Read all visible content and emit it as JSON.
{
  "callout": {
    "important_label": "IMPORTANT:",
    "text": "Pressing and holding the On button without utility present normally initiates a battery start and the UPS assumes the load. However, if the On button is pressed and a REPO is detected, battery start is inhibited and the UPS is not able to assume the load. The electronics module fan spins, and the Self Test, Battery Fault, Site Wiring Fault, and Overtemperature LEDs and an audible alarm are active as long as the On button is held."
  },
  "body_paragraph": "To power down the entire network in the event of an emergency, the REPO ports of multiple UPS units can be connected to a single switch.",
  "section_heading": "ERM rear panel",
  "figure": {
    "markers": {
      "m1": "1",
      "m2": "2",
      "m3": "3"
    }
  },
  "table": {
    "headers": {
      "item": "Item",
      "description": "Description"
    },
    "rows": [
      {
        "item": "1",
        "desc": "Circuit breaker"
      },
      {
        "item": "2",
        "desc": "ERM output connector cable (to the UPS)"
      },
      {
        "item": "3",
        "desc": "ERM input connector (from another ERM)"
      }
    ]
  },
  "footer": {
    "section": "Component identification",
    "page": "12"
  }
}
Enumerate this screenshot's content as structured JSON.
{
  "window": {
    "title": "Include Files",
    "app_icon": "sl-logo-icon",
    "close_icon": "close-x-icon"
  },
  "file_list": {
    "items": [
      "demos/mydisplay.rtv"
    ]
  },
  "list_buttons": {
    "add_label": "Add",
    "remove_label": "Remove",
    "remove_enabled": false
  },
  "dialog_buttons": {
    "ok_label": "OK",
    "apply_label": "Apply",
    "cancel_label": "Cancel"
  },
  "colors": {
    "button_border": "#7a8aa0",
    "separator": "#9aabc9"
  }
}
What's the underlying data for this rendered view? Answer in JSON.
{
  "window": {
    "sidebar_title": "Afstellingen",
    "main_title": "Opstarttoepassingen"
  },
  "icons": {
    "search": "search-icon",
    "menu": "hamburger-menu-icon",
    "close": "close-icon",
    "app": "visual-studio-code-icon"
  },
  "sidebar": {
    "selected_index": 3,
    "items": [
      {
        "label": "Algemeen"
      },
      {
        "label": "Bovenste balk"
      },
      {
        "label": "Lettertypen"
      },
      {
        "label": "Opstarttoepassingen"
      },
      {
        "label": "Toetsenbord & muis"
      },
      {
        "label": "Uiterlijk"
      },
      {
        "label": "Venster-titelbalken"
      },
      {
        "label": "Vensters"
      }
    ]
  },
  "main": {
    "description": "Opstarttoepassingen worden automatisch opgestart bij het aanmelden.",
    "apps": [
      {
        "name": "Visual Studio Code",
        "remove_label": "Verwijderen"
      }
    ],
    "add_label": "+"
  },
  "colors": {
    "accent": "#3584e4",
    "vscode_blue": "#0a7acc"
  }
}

###

Output the data above exactly, please, line for line.

*Written answer:*
Read all visible content and emit it as JSON.
{
  "callout": {
    "important_label": "IMPORTANT:",
    "text": "Pressing and holding the On button without utility present normally initiates a battery start and the UPS assumes the load. However, if the On button is pressed and a REPO is detected, battery start is inhibited and the UPS is not able to assume the load. The electronics module fan spins, and the Self Test, Battery Fault, Site Wiring Fault, and Overtemperature LEDs and an audible alarm are active as long as the On button is held."
  },
  "body_paragraph": "To power down the entire network in the event of an emergency, the REPO ports of multiple UPS units can be connected to a single switch.",
  "section_heading": "ERM rear panel",
  "figure": {
    "markers": {
      "m1": "1",
      "m2": "2",
      "m3": "3"
    }
  },
  "table": {
    "headers": {
      "item": "Item",
      "description": "Description"
    },
    "rows": [
      {
        "item": "1",
        "desc": "Circuit breaker"
      },
      {
        "item": "2",
        "desc": "ERM output connector cable (to the UPS)"
      },
      {
        "item": "3",
        "desc": "ERM input connector (from another ERM)"
      }
    ]
  },
  "footer": {
    "section": "Component identification",
    "page": "12"
  }
}
Enumerate this screenshot's content as structured JSON.
{
  "window": {
    "title": "Include Files",
    "app_icon": "sl-logo-icon",
    "close_icon": "close-x-icon"
  },
  "file_list": {
    "items": [
      "demos/mydisplay.rtv"
    ]
  },
  "list_buttons": {
    "add_label": "Add",
    "remove_label": "Remove",
    "remove_enabled": false
  },
  "dialog_buttons": {
    "ok_label": "OK",
    "apply_label": "Apply",
    "cancel_label": "Cancel"
  },
  "colors": {
    "button_border": "#7a8aa0",
    "separator": "#9aabc9"
  }
}
What's the underlying data for this rendered view? Answer in JSON.
{
  "window": {
    "sidebar_title": "Afstellingen",
    "main_title": "Opstarttoepassingen"
  },
  "icons": {
    "search": "search-icon",
    "menu": "hamburger-menu-icon",
    "close": "close-icon",
    "app": "visual-studio-code-icon"
  },
  "sidebar": {
    "selected_index": 3,
    "items": [
      {
        "label": "Algemeen"
      },
      {
        "label": "Bovenste balk"
      },
      {
        "label": "Lettertypen"
      },
      {
        "label": "Opstarttoepassingen"
      },
      {
        "label": "Toetsenbord & muis"
      },
      {
        "label": "Uiterlijk"
      },
      {
        "label": "Venster-titelbalken"
      },
      {
        "label": "Vensters"
      }
    ]
  },
  "main": {
    "description": "Opstarttoepassingen worden automatisch opgestart bij het aanmelden.",
    "apps": [
      {
        "name": "Visual Studio Code",
        "remove_label": "Verwijderen"
      }
    ],
    "add_label": "+"
  },
  "colors": {
    "accent": "#3584e4",
    "vscode_blue": "#0a7acc"
  }
}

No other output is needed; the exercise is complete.